Report only the number of lines in this material that include the string "Cross".
Start
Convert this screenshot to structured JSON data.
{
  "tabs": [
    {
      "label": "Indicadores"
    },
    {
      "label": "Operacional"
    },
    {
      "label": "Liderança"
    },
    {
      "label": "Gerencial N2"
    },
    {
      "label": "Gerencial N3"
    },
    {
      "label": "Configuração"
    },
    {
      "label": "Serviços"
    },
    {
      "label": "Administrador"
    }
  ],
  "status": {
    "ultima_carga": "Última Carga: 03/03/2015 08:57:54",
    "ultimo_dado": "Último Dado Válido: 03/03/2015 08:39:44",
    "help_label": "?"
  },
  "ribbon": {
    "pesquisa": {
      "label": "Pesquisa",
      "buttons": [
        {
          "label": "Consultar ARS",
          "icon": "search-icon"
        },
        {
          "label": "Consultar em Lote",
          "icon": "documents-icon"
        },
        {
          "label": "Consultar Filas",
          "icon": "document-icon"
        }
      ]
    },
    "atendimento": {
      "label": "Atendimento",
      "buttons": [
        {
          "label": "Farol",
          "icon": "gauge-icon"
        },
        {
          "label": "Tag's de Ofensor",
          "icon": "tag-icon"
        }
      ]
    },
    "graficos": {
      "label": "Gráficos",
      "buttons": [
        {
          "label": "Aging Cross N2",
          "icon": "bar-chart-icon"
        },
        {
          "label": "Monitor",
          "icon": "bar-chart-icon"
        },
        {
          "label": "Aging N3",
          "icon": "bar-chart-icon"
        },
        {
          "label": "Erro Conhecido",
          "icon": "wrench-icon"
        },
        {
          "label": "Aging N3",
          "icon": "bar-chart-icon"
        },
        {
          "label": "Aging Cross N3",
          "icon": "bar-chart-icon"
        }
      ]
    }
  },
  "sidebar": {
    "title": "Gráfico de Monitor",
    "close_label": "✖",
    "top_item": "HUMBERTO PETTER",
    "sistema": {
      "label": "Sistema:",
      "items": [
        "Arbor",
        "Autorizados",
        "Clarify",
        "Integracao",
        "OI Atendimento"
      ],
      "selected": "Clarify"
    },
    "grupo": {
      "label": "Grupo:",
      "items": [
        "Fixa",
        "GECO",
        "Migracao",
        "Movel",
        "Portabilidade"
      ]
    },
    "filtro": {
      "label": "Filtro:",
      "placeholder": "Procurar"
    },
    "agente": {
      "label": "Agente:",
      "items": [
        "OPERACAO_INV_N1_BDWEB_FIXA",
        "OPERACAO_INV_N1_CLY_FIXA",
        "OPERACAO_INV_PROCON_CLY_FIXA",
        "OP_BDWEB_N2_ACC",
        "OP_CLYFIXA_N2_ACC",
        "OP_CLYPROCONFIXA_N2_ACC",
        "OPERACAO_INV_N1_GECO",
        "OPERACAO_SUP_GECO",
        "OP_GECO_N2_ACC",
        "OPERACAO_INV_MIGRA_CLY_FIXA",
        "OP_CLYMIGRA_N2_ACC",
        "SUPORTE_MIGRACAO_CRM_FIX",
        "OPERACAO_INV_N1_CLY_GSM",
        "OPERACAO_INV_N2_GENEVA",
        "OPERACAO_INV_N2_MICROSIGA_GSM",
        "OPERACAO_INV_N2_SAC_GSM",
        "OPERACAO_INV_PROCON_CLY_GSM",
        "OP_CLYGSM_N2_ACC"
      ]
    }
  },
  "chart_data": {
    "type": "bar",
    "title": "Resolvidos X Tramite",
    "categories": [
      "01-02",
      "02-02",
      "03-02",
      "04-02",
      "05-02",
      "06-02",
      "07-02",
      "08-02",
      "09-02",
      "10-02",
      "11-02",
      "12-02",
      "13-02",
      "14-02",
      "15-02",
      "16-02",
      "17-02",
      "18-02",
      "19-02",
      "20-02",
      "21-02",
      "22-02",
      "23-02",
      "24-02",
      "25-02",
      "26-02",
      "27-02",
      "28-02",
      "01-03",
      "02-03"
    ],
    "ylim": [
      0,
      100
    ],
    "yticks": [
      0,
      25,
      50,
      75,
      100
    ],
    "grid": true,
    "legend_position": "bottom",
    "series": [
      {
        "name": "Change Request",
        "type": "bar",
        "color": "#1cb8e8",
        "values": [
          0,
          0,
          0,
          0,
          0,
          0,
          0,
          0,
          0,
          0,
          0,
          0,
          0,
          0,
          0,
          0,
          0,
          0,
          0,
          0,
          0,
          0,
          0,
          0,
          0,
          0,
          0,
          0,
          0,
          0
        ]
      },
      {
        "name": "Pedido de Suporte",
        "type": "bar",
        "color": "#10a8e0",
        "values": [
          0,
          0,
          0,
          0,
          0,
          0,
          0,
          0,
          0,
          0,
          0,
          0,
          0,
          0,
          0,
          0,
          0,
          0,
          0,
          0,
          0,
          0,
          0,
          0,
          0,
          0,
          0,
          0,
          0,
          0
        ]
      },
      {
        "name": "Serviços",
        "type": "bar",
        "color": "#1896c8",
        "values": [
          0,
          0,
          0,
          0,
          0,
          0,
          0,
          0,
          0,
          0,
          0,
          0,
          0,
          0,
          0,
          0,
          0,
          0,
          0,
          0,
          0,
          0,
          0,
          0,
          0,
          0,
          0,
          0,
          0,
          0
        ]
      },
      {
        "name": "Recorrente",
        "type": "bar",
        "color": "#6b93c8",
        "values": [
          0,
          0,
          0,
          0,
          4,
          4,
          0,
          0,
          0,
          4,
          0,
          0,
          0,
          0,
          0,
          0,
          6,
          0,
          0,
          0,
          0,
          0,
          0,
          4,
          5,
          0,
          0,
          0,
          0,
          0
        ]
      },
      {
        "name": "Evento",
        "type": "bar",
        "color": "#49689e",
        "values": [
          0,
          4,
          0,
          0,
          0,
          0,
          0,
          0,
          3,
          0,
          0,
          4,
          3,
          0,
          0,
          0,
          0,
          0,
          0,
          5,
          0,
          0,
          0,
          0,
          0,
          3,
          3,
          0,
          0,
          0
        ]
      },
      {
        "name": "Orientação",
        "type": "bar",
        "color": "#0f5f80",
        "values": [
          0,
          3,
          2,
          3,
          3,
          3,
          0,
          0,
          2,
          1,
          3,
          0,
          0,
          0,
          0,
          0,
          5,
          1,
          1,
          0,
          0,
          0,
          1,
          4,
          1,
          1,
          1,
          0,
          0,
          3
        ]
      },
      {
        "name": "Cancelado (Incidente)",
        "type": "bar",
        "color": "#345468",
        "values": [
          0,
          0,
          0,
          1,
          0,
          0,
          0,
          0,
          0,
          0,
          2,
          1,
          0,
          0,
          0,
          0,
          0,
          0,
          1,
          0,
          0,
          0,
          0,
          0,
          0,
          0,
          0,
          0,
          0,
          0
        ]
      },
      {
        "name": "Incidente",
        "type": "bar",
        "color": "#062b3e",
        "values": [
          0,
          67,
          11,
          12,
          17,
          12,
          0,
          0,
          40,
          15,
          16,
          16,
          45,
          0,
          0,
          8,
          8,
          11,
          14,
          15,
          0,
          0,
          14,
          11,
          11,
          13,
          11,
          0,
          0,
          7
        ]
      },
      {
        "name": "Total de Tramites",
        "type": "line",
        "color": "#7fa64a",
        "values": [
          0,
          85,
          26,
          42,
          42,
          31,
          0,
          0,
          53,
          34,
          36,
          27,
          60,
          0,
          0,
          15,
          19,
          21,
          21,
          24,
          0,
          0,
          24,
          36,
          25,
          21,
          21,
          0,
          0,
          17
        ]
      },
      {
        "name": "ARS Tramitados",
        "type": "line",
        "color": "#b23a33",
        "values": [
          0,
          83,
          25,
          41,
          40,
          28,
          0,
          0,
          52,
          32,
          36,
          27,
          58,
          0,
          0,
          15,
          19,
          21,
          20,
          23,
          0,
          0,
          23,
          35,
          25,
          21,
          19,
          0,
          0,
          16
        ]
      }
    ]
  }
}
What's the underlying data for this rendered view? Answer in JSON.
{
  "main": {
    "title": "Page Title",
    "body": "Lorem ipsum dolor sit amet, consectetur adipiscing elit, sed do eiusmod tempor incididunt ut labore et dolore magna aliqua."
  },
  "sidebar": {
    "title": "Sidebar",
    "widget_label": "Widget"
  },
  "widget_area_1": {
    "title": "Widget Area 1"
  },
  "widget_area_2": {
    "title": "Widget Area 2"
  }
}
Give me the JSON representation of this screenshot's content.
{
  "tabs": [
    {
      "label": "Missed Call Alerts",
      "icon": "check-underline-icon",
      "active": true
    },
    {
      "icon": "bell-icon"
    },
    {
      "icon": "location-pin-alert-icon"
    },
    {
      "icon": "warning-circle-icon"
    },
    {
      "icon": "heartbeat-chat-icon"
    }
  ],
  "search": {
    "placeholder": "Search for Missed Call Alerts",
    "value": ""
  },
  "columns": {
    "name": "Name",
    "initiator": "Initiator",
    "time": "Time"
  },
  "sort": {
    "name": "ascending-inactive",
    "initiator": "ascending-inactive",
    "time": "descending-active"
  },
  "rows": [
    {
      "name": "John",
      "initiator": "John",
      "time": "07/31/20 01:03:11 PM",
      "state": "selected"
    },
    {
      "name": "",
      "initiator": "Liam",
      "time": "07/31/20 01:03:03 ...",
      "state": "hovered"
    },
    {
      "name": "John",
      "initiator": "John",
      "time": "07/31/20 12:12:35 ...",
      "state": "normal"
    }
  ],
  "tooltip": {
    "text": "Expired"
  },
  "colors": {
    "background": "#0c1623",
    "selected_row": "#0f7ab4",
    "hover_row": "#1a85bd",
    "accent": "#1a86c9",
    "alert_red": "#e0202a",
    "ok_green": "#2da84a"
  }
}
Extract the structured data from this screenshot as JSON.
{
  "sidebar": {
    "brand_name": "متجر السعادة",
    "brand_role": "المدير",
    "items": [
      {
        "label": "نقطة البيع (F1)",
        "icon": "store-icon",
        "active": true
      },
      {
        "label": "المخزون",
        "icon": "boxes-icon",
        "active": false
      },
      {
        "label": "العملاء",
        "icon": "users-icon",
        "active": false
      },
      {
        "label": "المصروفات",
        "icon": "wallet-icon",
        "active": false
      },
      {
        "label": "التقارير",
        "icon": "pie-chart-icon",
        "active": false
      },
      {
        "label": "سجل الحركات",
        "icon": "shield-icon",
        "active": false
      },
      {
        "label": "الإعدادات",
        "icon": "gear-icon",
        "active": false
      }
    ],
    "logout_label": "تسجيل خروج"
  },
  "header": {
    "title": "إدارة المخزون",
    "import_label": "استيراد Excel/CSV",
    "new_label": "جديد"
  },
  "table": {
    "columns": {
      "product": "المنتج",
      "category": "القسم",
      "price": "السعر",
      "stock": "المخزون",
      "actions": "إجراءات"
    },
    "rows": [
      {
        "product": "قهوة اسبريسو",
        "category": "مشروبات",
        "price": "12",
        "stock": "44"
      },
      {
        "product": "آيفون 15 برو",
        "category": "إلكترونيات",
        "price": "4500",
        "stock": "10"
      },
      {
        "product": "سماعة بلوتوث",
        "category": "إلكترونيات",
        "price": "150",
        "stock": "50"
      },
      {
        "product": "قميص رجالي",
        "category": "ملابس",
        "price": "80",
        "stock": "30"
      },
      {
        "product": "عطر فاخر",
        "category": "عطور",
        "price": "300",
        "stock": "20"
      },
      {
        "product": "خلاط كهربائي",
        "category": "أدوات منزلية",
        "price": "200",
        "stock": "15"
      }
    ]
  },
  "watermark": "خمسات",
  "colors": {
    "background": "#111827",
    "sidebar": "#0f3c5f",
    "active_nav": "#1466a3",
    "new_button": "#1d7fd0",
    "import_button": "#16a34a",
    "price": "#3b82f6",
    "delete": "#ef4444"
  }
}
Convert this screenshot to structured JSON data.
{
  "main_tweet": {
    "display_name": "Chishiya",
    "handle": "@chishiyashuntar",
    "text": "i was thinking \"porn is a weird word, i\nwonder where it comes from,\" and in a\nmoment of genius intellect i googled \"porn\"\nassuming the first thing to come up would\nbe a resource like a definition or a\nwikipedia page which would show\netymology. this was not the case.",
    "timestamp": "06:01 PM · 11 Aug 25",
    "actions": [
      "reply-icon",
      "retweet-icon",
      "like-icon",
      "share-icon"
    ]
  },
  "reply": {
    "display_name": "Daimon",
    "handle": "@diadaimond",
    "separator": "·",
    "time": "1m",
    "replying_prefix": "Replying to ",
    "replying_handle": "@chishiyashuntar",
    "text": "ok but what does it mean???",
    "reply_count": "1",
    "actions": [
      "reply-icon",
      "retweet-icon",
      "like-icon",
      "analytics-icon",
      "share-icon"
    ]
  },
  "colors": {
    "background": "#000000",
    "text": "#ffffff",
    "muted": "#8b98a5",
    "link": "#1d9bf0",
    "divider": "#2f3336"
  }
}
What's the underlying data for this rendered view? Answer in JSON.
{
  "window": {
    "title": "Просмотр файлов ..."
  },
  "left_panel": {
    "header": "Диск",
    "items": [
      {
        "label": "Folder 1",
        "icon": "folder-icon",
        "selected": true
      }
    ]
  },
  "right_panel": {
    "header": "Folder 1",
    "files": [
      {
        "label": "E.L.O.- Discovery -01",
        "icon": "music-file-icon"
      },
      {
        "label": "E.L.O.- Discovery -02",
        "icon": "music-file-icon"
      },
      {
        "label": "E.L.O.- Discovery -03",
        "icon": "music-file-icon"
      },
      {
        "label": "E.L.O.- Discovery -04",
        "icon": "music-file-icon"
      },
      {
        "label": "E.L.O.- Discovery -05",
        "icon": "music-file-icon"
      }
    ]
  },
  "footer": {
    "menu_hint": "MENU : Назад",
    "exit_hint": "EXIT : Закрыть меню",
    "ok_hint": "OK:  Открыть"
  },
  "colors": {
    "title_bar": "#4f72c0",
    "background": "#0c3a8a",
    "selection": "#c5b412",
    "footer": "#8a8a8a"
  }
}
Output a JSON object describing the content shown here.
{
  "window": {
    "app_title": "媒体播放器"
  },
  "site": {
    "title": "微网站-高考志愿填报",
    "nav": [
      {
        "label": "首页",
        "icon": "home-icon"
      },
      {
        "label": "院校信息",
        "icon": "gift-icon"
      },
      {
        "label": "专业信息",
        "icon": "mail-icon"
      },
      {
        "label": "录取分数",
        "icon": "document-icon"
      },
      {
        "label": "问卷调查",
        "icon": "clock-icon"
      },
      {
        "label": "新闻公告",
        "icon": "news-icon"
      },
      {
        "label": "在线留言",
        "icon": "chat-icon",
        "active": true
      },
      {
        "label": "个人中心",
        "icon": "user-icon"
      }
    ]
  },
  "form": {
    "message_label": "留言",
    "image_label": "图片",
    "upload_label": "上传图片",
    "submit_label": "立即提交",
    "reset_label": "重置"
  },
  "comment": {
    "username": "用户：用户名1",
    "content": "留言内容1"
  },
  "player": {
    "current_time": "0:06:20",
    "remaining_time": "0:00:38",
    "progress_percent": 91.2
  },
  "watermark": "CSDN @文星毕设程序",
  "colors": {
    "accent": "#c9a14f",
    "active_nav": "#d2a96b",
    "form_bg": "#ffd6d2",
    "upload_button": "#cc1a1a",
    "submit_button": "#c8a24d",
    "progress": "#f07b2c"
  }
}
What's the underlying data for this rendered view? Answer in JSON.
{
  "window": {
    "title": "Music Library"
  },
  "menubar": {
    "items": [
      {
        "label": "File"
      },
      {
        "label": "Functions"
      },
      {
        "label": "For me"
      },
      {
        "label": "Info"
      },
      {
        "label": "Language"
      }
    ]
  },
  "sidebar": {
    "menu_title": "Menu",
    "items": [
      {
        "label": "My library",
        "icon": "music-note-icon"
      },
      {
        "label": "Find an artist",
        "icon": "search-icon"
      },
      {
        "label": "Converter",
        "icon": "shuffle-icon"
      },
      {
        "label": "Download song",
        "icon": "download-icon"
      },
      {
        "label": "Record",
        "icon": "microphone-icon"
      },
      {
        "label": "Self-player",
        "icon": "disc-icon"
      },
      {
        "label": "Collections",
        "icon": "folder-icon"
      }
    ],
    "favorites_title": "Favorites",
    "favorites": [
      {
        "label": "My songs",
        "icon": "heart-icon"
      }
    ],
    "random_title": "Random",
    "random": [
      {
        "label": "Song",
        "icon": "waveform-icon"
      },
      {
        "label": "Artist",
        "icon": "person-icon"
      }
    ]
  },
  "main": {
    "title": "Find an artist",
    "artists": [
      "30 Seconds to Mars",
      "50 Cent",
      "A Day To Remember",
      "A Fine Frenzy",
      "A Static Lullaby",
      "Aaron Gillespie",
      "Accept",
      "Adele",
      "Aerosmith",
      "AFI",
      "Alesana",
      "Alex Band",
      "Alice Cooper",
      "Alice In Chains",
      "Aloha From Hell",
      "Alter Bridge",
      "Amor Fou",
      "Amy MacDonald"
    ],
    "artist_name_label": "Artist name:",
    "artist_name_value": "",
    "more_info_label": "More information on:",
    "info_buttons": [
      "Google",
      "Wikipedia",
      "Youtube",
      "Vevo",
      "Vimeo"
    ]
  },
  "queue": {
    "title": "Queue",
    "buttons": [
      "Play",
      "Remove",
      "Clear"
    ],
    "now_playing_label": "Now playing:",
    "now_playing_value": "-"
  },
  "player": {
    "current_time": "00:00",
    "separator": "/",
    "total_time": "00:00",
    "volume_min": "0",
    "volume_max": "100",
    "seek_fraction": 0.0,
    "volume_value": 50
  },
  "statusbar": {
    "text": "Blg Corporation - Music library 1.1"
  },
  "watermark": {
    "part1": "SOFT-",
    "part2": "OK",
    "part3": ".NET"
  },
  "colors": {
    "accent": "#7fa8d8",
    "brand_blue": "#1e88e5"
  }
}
End
**ANSWER IN FULL:** 2